Convert the data below into a Markdown table with two columns, "Row" for the row number and "Line" for the line itself, leaving out any blank lines.

BEGIN MATERIAL TO PROCESS

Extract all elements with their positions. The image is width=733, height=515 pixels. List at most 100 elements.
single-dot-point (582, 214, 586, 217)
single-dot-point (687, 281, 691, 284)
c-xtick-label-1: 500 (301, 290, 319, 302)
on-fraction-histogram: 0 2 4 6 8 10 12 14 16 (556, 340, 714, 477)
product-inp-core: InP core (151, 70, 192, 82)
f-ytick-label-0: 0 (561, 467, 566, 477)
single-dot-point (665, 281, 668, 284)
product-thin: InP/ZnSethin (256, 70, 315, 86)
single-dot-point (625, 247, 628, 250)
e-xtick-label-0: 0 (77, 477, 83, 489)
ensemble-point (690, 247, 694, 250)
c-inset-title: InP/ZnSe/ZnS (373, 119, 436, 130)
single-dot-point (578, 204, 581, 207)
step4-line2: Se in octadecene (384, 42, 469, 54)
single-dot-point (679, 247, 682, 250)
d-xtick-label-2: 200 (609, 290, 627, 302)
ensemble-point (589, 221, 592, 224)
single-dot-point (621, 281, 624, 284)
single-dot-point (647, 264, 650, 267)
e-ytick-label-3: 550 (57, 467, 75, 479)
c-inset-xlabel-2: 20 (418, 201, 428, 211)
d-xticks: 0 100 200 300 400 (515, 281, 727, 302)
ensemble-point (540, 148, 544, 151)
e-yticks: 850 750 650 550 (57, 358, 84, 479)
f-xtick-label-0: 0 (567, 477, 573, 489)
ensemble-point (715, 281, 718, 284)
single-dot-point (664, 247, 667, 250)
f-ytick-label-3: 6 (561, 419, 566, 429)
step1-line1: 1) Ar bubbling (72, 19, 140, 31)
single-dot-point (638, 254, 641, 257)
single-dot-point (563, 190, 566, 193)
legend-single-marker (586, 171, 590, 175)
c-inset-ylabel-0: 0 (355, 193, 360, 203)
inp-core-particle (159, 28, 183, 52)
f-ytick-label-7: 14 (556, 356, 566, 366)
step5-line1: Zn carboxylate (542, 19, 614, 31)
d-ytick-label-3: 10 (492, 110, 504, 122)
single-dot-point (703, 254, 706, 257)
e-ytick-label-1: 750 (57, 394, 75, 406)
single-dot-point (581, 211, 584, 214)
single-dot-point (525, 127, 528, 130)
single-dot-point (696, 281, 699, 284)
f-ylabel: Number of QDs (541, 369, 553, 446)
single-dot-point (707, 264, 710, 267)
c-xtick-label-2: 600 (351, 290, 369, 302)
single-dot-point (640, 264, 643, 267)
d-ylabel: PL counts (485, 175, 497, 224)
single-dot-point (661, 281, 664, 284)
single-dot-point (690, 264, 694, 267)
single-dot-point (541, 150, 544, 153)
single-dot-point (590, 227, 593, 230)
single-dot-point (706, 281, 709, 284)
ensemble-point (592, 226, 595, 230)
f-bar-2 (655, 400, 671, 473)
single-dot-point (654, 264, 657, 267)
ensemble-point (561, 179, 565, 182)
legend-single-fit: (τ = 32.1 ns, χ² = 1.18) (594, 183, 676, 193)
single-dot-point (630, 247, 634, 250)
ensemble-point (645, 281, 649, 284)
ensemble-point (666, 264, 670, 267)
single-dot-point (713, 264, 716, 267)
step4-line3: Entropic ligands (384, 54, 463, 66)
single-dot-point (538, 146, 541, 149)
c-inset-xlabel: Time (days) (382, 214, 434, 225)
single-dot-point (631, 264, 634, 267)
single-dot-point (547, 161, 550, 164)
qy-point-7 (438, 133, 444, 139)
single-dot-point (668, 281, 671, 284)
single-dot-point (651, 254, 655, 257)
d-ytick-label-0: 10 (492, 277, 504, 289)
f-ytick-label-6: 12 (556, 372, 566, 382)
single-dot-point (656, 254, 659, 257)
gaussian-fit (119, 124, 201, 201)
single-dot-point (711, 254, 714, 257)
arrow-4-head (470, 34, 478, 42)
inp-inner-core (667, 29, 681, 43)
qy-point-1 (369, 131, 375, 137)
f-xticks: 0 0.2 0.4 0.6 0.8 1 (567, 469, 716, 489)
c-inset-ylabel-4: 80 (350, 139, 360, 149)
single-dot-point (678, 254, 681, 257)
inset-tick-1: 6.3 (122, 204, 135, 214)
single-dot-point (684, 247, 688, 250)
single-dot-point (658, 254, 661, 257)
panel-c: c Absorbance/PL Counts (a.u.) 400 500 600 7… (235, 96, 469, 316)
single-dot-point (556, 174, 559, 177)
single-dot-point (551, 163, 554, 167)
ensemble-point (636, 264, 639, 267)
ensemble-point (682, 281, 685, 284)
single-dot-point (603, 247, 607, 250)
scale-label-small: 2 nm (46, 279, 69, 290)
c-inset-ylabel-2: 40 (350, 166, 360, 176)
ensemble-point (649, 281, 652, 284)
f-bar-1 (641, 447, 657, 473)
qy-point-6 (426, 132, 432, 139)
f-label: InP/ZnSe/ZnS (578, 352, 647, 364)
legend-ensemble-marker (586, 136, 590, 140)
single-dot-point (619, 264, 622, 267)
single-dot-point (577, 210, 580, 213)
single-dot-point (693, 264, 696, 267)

END MATERIAL TO PROCESS

◆ RESPONSE TO THE TASK ◆
| Row | Line |
|---|---|
| 1 | Extract all elements with their positions. The image is width=733, height=515 pixels. List at most 100 elements. |
| 2 | single-dot-point (582, 214, 586, 217) |
| 3 | single-dot-point (687, 281, 691, 284) |
| 4 | c-xtick-label-1: 500 (301, 290, 319, 302) |
| 5 | on-fraction-histogram: 0 2 4 6 8 10 12 14 16 (556, 340, 714, 477) |
| 6 | product-inp-core: InP core (151, 70, 192, 82) |
| 7 | f-ytick-label-0: 0 (561, 467, 566, 477) |
| 8 | single-dot-point (665, 281, 668, 284) |
| 9 | product-thin: InP/ZnSethin (256, 70, 315, 86) |
| 10 | single-dot-point (625, 247, 628, 250) |
| 11 | e-xtick-label-0: 0 (77, 477, 83, 489) |
| 12 | ensemble-point (690, 247, 694, 250) |
| 13 | c-inset-title: InP/ZnSe/ZnS (373, 119, 436, 130) |
| 14 | single-dot-point (578, 204, 581, 207) |
| 15 | step4-line2: Se in octadecene (384, 42, 469, 54) |
| 16 | single-dot-point (679, 247, 682, 250) |
| 17 | d-xtick-label-2: 200 (609, 290, 627, 302) |
| 18 | ensemble-point (589, 221, 592, 224) |
| 19 | single-dot-point (621, 281, 624, 284) |
| 20 | single-dot-point (647, 264, 650, 267) |
| 21 | e-ytick-label-3: 550 (57, 467, 75, 479) |
| 22 | c-inset-xlabel-2: 20 (418, 201, 428, 211) |
| 23 | d-xticks: 0 100 200 300 400 (515, 281, 727, 302) |
| 24 | ensemble-point (540, 148, 544, 151) |
| 25 | e-yticks: 850 750 650 550 (57, 358, 84, 479) |
| 26 | f-xtick-label-0: 0 (567, 477, 573, 489) |
| 27 | ensemble-point (715, 281, 718, 284) |
| 28 | single-dot-point (664, 247, 667, 250) |
| 29 | f-ytick-label-3: 6 (561, 419, 566, 429) |
| 30 | step1-line1: 1) Ar bubbling (72, 19, 140, 31) |
| 31 | single-dot-point (638, 254, 641, 257) |
| 32 | single-dot-point (563, 190, 566, 193) |
| 33 | legend-single-marker (586, 171, 590, 175) |
| 34 | c-inset-ylabel-0: 0 (355, 193, 360, 203) |
| 35 | inp-core-particle (159, 28, 183, 52) |
| 36 | f-ytick-label-7: 14 (556, 356, 566, 366) |
| 37 | step5-line1: Zn carboxylate (542, 19, 614, 31) |
| 38 | d-ytick-label-3: 10 (492, 110, 504, 122) |
| 39 | single-dot-point (703, 254, 706, 257) |
| 40 | e-ytick-label-1: 750 (57, 394, 75, 406) |
| 41 | single-dot-point (581, 211, 584, 214) |
| 42 | single-dot-point (525, 127, 528, 130) |
| 43 | single-dot-point (696, 281, 699, 284) |
| 44 | f-ylabel: Number of QDs (541, 369, 553, 446) |
| 45 | single-dot-point (707, 264, 710, 267) |
| 46 | c-xtick-label-2: 600 (351, 290, 369, 302) |
| 47 | single-dot-point (640, 264, 643, 267) |
| 48 | d-ylabel: PL counts (485, 175, 497, 224) |
| 49 | single-dot-point (661, 281, 664, 284) |
| 50 | single-dot-point (690, 264, 694, 267) |
| 51 | single-dot-point (541, 150, 544, 153) |
| 52 | single-dot-point (590, 227, 593, 230) |
| 53 | single-dot-point (706, 281, 709, 284) |
| 54 | ensemble-point (592, 226, 595, 230) |
| 55 | f-bar-2 (655, 400, 671, 473) |
| 56 | single-dot-point (654, 264, 657, 267) |
| 57 | ensemble-point (561, 179, 565, 182) |
| 58 | legend-single-fit: (τ = 32.1 ns, χ² = 1.18) (594, 183, 676, 193) |
| 59 | single-dot-point (630, 247, 634, 250) |
| 60 | ensemble-point (645, 281, 649, 284) |
| 61 | ensemble-point (666, 264, 670, 267) |
| 62 | single-dot-point (713, 264, 716, 267) |
| 63 | step4-line3: Entropic ligands (384, 54, 463, 66) |
| 64 | single-dot-point (538, 146, 541, 149) |
| 65 | c-inset-xlabel: Time (days) (382, 214, 434, 225) |
| 66 | single-dot-point (631, 264, 634, 267) |
| 67 | single-dot-point (547, 161, 550, 164) |
| 68 | qy-point-7 (438, 133, 444, 139) |
| 69 | single-dot-point (668, 281, 671, 284) |
| 70 | single-dot-point (651, 254, 655, 257) |
| 71 | d-ytick-label-0: 10 (492, 277, 504, 289) |
| 72 | f-ytick-label-6: 12 (556, 372, 566, 382) |
| 73 | single-dot-point (656, 254, 659, 257) |
| 74 | gaussian-fit (119, 124, 201, 201) |
| 75 | single-dot-point (711, 254, 714, 257) |
| 76 | arrow-4-head (470, 34, 478, 42) |
| 77 | inp-inner-core (667, 29, 681, 43) |
| 78 | qy-point-1 (369, 131, 375, 137) |
| 79 | f-xticks: 0 0.2 0.4 0.6 0.8 1 (567, 469, 716, 489) |
| 80 | c-inset-ylabel-4: 80 (350, 139, 360, 149) |
| 81 | single-dot-point (678, 254, 681, 257) |
| 82 | inset-tick-1: 6.3 (122, 204, 135, 214) |
| 83 | single-dot-point (684, 247, 688, 250) |
| 84 | single-dot-point (658, 254, 661, 257) |
| 85 | panel-c: c Absorbance/PL Counts (a.u.) 400 500 600 7… (235, 96, 469, 316) |
| 86 | single-dot-point (556, 174, 559, 177) |
| 87 | single-dot-point (551, 163, 554, 167) |
| 88 | ensemble-point (636, 264, 639, 267) |
| 89 | ensemble-point (682, 281, 685, 284) |
| 90 | single-dot-point (603, 247, 607, 250) |
| 91 | scale-label-small: 2 nm (46, 279, 69, 290) |
| 92 | c-inset-ylabel-2: 40 (350, 166, 360, 176) |
| 93 | ensemble-point (649, 281, 652, 284) |
| 94 | f-bar-1 (641, 447, 657, 473) |
| 95 | qy-point-6 (426, 132, 432, 139) |
| 96 | f-label: InP/ZnSe/ZnS (578, 352, 647, 364) |
| 97 | legend-ensemble-marker (586, 136, 590, 140) |
| 98 | single-dot-point (619, 264, 622, 267) |
| 99 | single-dot-point (577, 210, 580, 213) |
| 100 | single-dot-point (693, 264, 696, 267) |